# [PROBLEM STATEMENT]
Work through the material below and count the lines holding the word "MONIET"; give that count and nothing more.

Data entries
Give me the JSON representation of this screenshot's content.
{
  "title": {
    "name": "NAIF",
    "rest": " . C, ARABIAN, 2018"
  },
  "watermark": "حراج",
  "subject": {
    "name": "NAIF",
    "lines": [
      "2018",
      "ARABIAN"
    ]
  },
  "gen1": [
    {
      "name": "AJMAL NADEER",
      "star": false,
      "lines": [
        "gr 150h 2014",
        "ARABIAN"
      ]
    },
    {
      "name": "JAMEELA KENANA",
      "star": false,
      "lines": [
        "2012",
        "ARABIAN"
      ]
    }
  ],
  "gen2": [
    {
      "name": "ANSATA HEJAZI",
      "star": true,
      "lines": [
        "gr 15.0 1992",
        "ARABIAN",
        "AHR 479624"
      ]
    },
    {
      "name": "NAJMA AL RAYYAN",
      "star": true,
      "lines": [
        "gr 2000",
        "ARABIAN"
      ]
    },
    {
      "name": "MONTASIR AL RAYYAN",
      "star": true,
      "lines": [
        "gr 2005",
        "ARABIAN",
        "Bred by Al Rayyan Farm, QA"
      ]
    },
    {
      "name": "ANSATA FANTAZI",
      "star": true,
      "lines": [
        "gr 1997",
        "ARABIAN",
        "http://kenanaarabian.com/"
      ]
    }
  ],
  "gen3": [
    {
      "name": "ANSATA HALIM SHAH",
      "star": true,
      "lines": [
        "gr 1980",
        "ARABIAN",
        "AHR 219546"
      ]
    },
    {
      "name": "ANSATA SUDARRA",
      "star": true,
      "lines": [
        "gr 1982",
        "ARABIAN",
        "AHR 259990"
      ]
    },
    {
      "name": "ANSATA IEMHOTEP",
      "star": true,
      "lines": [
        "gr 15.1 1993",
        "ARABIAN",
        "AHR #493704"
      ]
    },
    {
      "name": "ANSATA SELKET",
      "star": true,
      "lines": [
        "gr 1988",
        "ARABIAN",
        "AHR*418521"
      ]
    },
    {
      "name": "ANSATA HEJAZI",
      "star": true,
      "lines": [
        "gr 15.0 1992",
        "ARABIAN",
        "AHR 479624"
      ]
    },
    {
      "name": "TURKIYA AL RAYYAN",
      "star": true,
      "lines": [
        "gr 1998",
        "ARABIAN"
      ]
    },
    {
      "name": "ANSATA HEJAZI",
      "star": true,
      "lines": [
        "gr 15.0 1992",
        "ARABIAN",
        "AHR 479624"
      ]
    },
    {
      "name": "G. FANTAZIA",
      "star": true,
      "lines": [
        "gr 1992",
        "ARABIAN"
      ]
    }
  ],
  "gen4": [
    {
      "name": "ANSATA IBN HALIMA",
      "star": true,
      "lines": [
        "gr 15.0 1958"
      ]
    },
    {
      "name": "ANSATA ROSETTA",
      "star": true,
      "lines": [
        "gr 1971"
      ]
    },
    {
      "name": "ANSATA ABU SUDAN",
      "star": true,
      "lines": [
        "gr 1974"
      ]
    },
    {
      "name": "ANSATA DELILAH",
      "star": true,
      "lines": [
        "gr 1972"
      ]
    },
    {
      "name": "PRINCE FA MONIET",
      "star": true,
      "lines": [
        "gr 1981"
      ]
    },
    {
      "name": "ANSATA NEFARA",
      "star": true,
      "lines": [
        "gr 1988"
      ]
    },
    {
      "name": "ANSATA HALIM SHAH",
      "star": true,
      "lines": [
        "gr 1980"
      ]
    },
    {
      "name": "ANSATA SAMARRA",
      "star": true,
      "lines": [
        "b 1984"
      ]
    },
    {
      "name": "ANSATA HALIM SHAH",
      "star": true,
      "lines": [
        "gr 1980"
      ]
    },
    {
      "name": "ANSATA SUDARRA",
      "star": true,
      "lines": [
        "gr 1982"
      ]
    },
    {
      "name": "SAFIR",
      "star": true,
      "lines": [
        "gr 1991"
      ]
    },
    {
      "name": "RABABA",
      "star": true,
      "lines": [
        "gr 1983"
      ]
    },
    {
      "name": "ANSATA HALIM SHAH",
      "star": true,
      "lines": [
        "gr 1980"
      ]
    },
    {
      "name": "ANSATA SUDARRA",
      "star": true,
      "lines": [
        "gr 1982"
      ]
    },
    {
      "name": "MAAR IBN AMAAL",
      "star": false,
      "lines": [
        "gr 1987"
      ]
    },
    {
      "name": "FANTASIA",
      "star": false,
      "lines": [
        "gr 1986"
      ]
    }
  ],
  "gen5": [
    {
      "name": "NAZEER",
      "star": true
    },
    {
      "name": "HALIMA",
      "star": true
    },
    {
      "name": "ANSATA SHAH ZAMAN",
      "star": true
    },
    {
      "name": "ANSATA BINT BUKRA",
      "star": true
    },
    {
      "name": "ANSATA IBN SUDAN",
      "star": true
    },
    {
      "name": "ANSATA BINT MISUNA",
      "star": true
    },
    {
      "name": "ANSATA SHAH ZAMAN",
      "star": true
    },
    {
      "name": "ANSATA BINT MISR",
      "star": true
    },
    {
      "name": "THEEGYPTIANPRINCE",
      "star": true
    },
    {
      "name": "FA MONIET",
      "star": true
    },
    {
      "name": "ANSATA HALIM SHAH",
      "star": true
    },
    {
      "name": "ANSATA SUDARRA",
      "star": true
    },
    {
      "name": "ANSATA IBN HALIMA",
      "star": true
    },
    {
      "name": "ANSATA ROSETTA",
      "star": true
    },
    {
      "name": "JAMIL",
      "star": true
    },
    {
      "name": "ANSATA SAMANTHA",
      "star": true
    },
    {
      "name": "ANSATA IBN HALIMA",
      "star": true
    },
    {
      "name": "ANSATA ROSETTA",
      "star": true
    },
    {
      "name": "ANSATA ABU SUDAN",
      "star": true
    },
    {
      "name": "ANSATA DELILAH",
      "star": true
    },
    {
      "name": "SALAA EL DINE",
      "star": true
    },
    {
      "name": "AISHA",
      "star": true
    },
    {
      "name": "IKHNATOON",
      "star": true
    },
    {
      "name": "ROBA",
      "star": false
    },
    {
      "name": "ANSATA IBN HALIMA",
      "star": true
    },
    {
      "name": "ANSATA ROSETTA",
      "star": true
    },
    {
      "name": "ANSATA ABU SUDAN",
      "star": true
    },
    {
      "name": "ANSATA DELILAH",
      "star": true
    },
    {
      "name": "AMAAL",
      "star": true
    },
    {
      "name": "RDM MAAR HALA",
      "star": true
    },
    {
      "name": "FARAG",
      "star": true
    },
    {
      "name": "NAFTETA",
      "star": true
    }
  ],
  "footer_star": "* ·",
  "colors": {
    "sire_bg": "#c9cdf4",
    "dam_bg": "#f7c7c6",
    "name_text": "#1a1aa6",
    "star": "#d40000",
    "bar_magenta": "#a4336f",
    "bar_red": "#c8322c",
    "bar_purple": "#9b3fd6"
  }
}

# [COMPLETED TASK]
2